**WORK REQUIRED**. Repeat every line below exactly, word for word.

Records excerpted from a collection
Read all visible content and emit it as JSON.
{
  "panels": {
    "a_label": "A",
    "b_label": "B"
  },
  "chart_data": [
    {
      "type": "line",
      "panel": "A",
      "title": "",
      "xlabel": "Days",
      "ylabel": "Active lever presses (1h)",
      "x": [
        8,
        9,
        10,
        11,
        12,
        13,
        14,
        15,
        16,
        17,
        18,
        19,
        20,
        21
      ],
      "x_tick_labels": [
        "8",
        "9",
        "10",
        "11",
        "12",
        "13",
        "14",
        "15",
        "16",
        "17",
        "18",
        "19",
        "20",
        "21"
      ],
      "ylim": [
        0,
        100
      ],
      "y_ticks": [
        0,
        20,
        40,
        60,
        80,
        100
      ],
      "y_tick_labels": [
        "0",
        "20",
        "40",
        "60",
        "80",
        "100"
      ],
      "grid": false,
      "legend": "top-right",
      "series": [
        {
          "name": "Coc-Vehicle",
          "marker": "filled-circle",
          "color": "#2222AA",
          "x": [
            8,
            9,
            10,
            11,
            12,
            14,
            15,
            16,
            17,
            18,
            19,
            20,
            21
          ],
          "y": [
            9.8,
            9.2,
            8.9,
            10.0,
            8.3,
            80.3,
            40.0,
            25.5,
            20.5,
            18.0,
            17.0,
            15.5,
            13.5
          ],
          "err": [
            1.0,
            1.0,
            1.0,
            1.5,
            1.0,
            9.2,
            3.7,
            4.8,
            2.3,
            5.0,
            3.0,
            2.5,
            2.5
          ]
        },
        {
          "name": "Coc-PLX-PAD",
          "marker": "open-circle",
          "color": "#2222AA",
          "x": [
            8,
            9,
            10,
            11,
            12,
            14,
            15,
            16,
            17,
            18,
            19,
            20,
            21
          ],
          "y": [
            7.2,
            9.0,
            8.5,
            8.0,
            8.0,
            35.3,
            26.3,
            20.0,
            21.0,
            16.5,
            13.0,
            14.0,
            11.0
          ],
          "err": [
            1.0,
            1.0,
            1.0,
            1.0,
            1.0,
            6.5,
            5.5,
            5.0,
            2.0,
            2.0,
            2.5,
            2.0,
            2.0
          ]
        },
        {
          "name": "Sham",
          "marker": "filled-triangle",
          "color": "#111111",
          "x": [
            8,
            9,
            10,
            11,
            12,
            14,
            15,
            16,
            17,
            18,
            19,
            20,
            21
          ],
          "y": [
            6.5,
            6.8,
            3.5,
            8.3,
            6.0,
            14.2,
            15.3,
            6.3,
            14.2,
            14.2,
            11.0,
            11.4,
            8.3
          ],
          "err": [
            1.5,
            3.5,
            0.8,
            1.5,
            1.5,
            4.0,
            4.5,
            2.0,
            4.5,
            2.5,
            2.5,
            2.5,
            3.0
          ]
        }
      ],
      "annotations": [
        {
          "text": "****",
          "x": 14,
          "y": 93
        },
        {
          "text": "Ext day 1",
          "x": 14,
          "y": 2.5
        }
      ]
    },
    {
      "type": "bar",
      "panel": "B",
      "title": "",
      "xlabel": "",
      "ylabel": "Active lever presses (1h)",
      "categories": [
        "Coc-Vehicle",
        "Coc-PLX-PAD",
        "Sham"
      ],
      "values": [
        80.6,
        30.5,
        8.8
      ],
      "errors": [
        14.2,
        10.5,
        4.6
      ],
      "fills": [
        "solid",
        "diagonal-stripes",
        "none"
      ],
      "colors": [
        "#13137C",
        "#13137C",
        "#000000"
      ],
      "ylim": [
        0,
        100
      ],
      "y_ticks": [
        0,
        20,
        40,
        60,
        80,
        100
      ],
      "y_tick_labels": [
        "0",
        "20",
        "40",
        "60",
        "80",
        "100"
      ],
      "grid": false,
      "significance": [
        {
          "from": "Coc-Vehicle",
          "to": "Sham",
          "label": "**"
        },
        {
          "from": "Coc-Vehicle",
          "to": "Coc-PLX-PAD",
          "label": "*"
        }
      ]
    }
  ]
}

**ANSWER TO THE EXERCISE**.
Read all visible content and emit it as JSON.
{
  "panels": {
    "a_label": "A",
    "b_label": "B"
  },
  "chart_data": [
    {
      "type": "line",
      "panel": "A",
      "title": "",
      "xlabel": "Days",
      "ylabel": "Active lever presses (1h)",
      "x": [
        8,
        9,
        10,
        11,
        12,
        13,
        14,
        15,
        16,
        17,
        18,
        19,
        20,
        21
      ],
      "x_tick_labels": [
        "8",
        "9",
        "10",
        "11",
        "12",
        "13",
        "14",
        "15",
        "16",
        "17",
        "18",
        "19",
        "20",
        "21"
      ],
      "ylim": [
        0,
        100
      ],
      "y_ticks": [
        0,
        20,
        40,
        60,
        80,
        100
      ],
      "y_tick_labels": [
        "0",
        "20",
        "40",
        "60",
        "80",
        "100"
      ],
      "grid": false,
      "legend": "top-right",
      "series": [
        {
          "name": "Coc-Vehicle",
          "marker": "filled-circle",
          "color": "#2222AA",
          "x": [
            8,
            9,
            10,
            11,
            12,
            14,
            15,
            16,
            17,
            18,
            19,
            20,
            21
          ],
          "y": [
            9.8,
            9.2,
            8.9,
            10.0,
            8.3,
            80.3,
            40.0,
            25.5,
            20.5,
            18.0,
            17.0,
            15.5,
            13.5
          ],
          "err": [
            1.0,
            1.0,
            1.0,
            1.5,
            1.0,
            9.2,
            3.7,
            4.8,
            2.3,
            5.0,
            3.0,
            2.5,
            2.5
          ]
        },
        {
          "name": "Coc-PLX-PAD",
          "marker": "open-circle",
          "color": "#2222AA",
          "x": [
            8,
            9,
            10,
            11,
            12,
            14,
            15,
            16,
            17,
            18,
            19,
            20,
            21
          ],
          "y": [
            7.2,
            9.0,
            8.5,
            8.0,
            8.0,
            35.3,
            26.3,
            20.0,
            21.0,
            16.5,
            13.0,
            14.0,
            11.0
          ],
          "err": [
            1.0,
            1.0,
            1.0,
            1.0,
            1.0,
            6.5,
            5.5,
            5.0,
            2.0,
            2.0,
            2.5,
            2.0,
            2.0
          ]
        },
        {
          "name": "Sham",
          "marker": "filled-triangle",
          "color": "#111111",
          "x": [
            8,
            9,
            10,
            11,
            12,
            14,
            15,
            16,
            17,
            18,
            19,
            20,
            21
          ],
          "y": [
            6.5,
            6.8,
            3.5,
            8.3,
            6.0,
            14.2,
            15.3,
            6.3,
            14.2,
            14.2,
            11.0,
            11.4,
            8.3
          ],
          "err": [
            1.5,
            3.5,
            0.8,
            1.5,
            1.5,
            4.0,
            4.5,
            2.0,
            4.5,
            2.5,
            2.5,
            2.5,
            3.0
          ]
        }
      ],
      "annotations": [
        {
          "text": "****",
          "x": 14,
          "y": 93
        },
        {
          "text": "Ext day 1",
          "x": 14,
          "y": 2.5
        }
      ]
    },
    {
      "type": "bar",
      "panel": "B",
      "title": "",
      "xlabel": "",
      "ylabel": "Active lever presses (1h)",
      "categories": [
        "Coc-Vehicle",
        "Coc-PLX-PAD",
        "Sham"
      ],
      "values": [
        80.6,
        30.5,
        8.8
      ],
      "errors": [
        14.2,
        10.5,
        4.6
      ],
      "fills": [
        "solid",
        "diagonal-stripes",
        "none"
      ],
      "colors": [
        "#13137C",
        "#13137C",
        "#000000"
      ],
      "ylim": [
        0,
        100
      ],
      "y_ticks": [
        0,
        20,
        40,
        60,
        80,
        100
      ],
      "y_tick_labels": [
        "0",
        "20",
        "40",
        "60",
        "80",
        "100"
      ],
      "grid": false,
      "significance": [
        {
          "from": "Coc-Vehicle",
          "to": "Sham",
          "label": "**"
        },
        {
          "from": "Coc-Vehicle",
          "to": "Coc-PLX-PAD",
          "label": "*"
        }
      ]
    }
  ]
}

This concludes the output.